[Stored records]
···
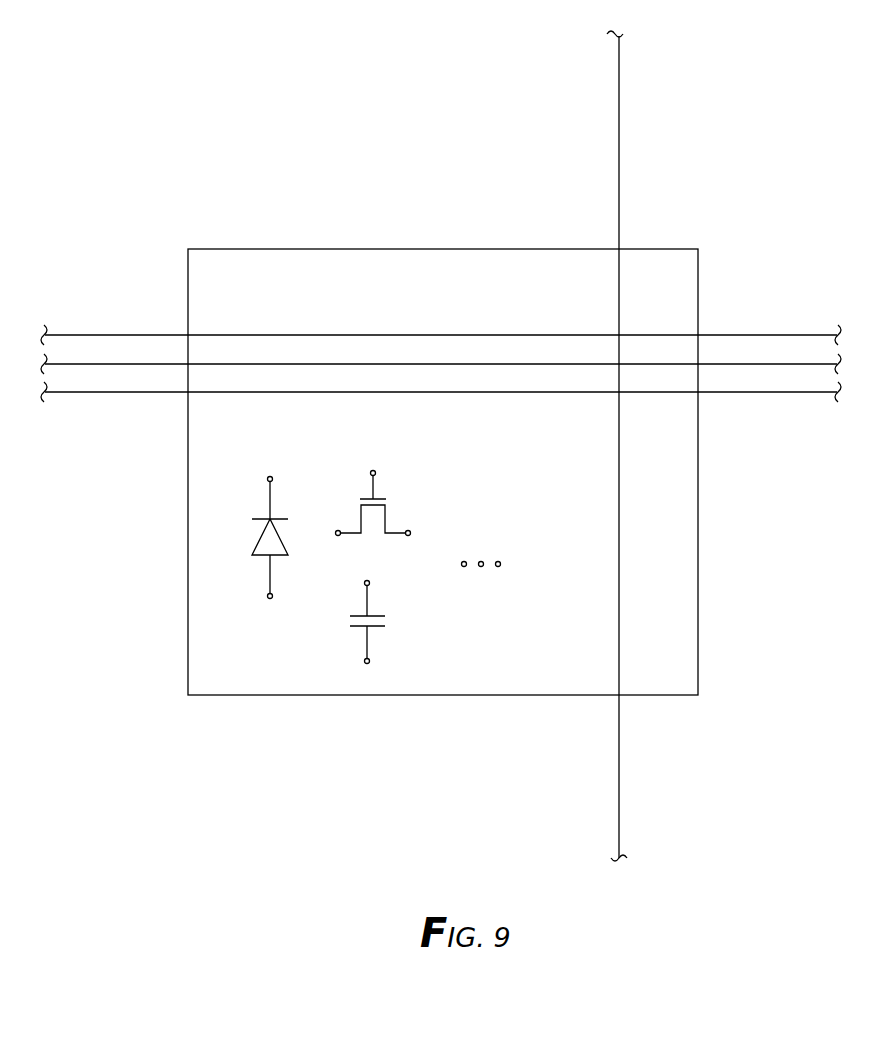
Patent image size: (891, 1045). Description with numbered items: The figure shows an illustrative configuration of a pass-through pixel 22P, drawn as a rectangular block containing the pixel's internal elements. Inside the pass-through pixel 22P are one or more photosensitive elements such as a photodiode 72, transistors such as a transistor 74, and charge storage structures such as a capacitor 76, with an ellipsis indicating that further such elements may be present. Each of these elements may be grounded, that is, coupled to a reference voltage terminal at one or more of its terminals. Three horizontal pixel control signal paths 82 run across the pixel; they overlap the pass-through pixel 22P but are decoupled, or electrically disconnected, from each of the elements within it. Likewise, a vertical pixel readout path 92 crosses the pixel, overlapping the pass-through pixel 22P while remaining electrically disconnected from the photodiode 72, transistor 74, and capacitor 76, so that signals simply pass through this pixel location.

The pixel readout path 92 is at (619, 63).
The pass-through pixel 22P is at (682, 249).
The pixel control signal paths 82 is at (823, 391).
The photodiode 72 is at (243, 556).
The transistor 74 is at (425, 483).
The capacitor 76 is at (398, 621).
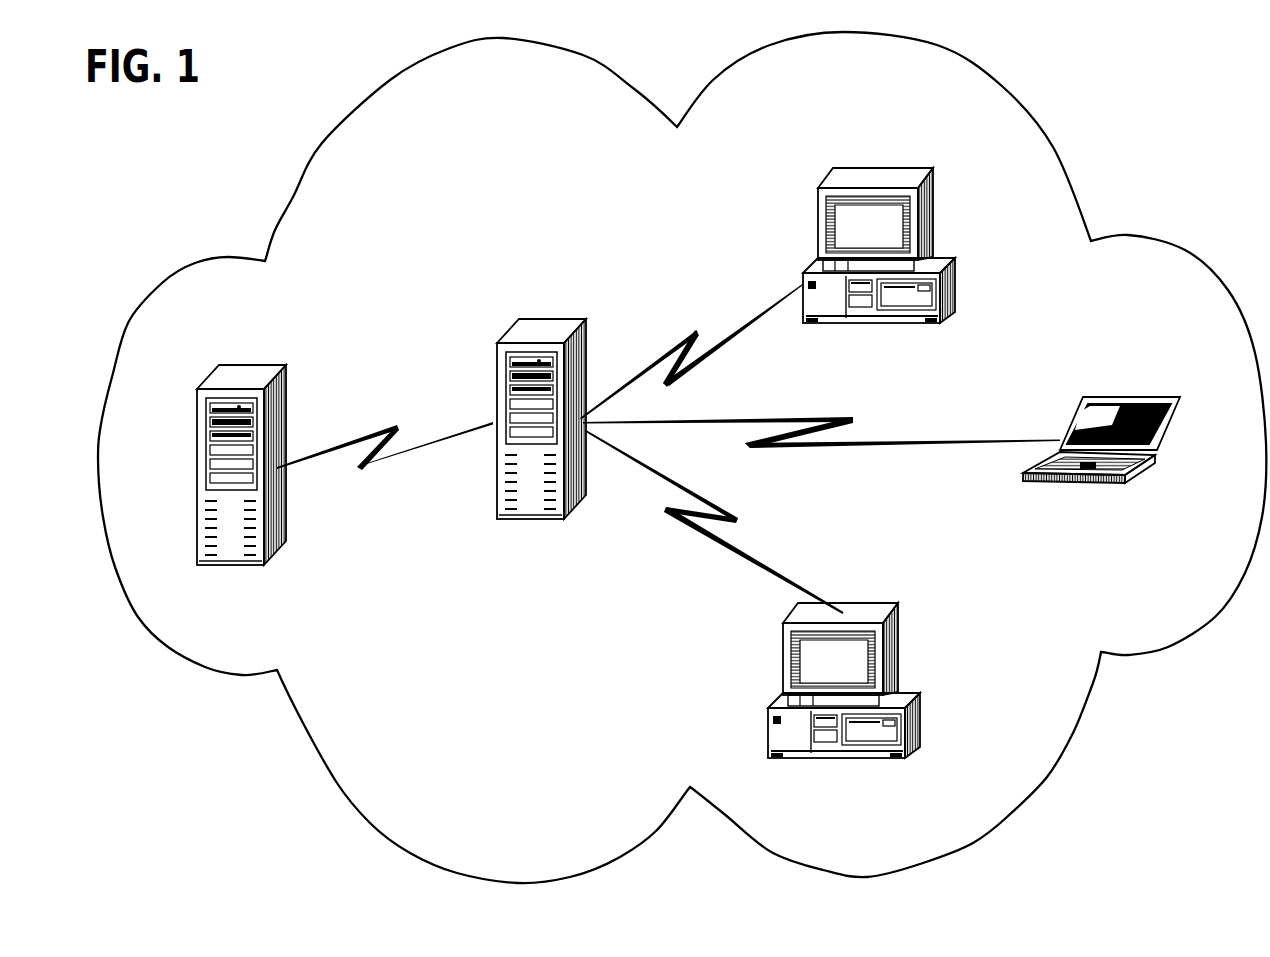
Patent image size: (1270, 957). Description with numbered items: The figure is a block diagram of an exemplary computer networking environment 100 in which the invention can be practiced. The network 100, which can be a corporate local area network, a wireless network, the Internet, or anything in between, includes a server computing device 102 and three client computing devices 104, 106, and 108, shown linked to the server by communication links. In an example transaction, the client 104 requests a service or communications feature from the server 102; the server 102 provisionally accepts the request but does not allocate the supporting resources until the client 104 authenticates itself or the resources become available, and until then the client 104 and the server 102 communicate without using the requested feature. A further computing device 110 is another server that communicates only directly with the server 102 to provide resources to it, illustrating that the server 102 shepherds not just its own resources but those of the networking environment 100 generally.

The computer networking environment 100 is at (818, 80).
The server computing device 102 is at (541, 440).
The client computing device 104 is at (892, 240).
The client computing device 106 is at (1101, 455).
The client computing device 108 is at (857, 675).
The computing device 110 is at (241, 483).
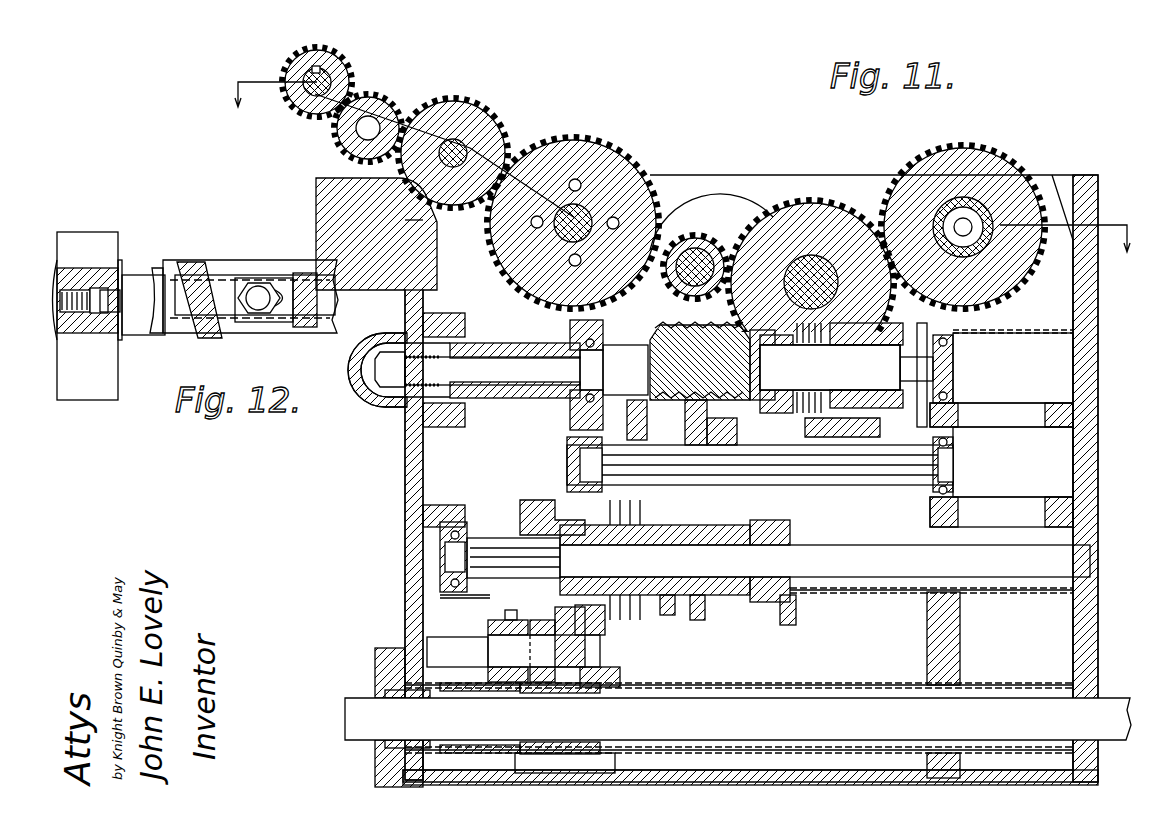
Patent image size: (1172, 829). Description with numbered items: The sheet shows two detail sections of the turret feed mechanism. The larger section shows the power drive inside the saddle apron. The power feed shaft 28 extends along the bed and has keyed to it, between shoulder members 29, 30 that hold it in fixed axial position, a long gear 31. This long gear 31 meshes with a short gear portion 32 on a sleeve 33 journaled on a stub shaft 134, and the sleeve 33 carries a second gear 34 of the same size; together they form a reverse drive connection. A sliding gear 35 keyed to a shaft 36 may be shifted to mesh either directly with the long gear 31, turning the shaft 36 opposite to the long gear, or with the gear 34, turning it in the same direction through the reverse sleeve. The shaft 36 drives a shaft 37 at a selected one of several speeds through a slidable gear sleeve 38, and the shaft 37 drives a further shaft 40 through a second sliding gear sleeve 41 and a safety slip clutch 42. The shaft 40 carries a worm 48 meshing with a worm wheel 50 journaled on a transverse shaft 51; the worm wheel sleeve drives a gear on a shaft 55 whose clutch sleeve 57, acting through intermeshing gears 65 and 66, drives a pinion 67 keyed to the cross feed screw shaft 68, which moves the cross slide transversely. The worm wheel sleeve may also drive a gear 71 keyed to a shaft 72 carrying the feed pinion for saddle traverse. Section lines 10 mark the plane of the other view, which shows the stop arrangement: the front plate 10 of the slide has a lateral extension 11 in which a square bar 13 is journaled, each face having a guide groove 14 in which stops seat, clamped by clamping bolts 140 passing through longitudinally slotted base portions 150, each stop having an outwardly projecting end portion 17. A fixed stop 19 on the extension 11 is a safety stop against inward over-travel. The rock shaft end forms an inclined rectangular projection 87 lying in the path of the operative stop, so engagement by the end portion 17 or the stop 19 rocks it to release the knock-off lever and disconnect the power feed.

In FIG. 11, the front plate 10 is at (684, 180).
···
Reproduce all of the items above word for word, omitting the pictures from your answer.

Patent image size: (891, 1045). Description with numbered items: The figure shows an illustrative configuration of a pass-through pixel 22P, drawn as a rectangular block containing the pixel's internal elements. Inside the pass-through pixel 22P are one or more photosensitive elements such as a photodiode 72, transistors such as a transistor 74, and charge storage structures such as a capacitor 76, with an ellipsis indicating that further such elements may be present. Each of these elements may be grounded, that is, coupled to a reference voltage terminal at one or more of its terminals. Three horizontal pixel control signal paths 82 run across the pixel; they overlap the pass-through pixel 22P but are decoupled, or electrically disconnected, from each of the elements within it. Likewise, a vertical pixel readout path 92 crosses the pixel, overlapping the pass-through pixel 22P while remaining electrically disconnected from the photodiode 72, transistor 74, and capacitor 76, so that signals simply pass through this pixel location.

The pixel readout path 92 is at (619, 63).
The pass-through pixel 22P is at (682, 249).
The pixel control signal paths 82 is at (823, 391).
The photodiode 72 is at (243, 556).
The transistor 74 is at (425, 483).
The capacitor 76 is at (398, 621).
Patent image size: (1270, 957). Description with numbered items: The figure is a block diagram of an exemplary computer networking environment 100 in which the invention can be practiced. The network 100, which can be a corporate local area network, a wireless network, the Internet, or anything in between, includes a server computing device 102 and three client computing devices 104, 106, and 108, shown linked to the server by communication links. In an example transaction, the client 104 requests a service or communications feature from the server 102; the server 102 provisionally accepts the request but does not allocate the supporting resources until the client 104 authenticates itself or the resources become available, and until then the client 104 and the server 102 communicate without using the requested feature. A further computing device 110 is another server that communicates only directly with the server 102 to provide resources to it, illustrating that the server 102 shepherds not just its own resources but those of the networking environment 100 generally.

The computer networking environment 100 is at (818, 80).
The server computing device 102 is at (541, 440).
The client computing device 104 is at (892, 240).
The client computing device 106 is at (1101, 455).
The client computing device 108 is at (857, 675).
The computing device 110 is at (241, 483).
Patent image size: (1172, 829). Description with numbered items: The sheet shows two detail sections of the turret feed mechanism. The larger section shows the power drive inside the saddle apron. The power feed shaft 28 extends along the bed and has keyed to it, between shoulder members 29, 30 that hold it in fixed axial position, a long gear 31. This long gear 31 meshes with a short gear portion 32 on a sleeve 33 journaled on a stub shaft 134, and the sleeve 33 carries a second gear 34 of the same size; together they form a reverse drive connection. A sliding gear 35 keyed to a shaft 36 may be shifted to mesh either directly with the long gear 31, turning the shaft 36 opposite to the long gear, or with the gear 34, turning it in the same direction through the reverse sleeve. The shaft 36 drives a shaft 37 at a selected one of several speeds through a slidable gear sleeve 38, and the shaft 37 drives a further shaft 40 through a second sliding gear sleeve 41 and a safety slip clutch 42. The shaft 40 carries a worm 48 meshing with a worm wheel 50 journaled on a transverse shaft 51; the worm wheel sleeve drives a gear on a shaft 55 whose clutch sleeve 57, acting through intermeshing gears 65 and 66, drives a pinion 67 keyed to the cross feed screw shaft 68, which moves the cross slide transversely. The worm wheel sleeve may also drive a gear 71 keyed to a shaft 72 carrying the feed pinion for saddle traverse. Section lines 10 mark the plane of the other view, which shows the stop arrangement: the front plate 10 of the slide has a lateral extension 11 in which a square bar 13 is journaled, each face having a guide groove 14 in which stops seat, clamped by clamping bolts 140 passing through longitudinally slotted base portions 150, each stop having an outwardly projecting end portion 17. A fixed stop 19 on the extension 11 is a safety stop against inward over-travel. The rock shaft end forms an inclined rectangular projection 87 lying in the path of the operative stop, so engagement by the end portion 17 or the stop 19 rocks it to release the knock-off lever and disconnect the power feed.

In FIG. 11, the front plate 10 is at (684, 180).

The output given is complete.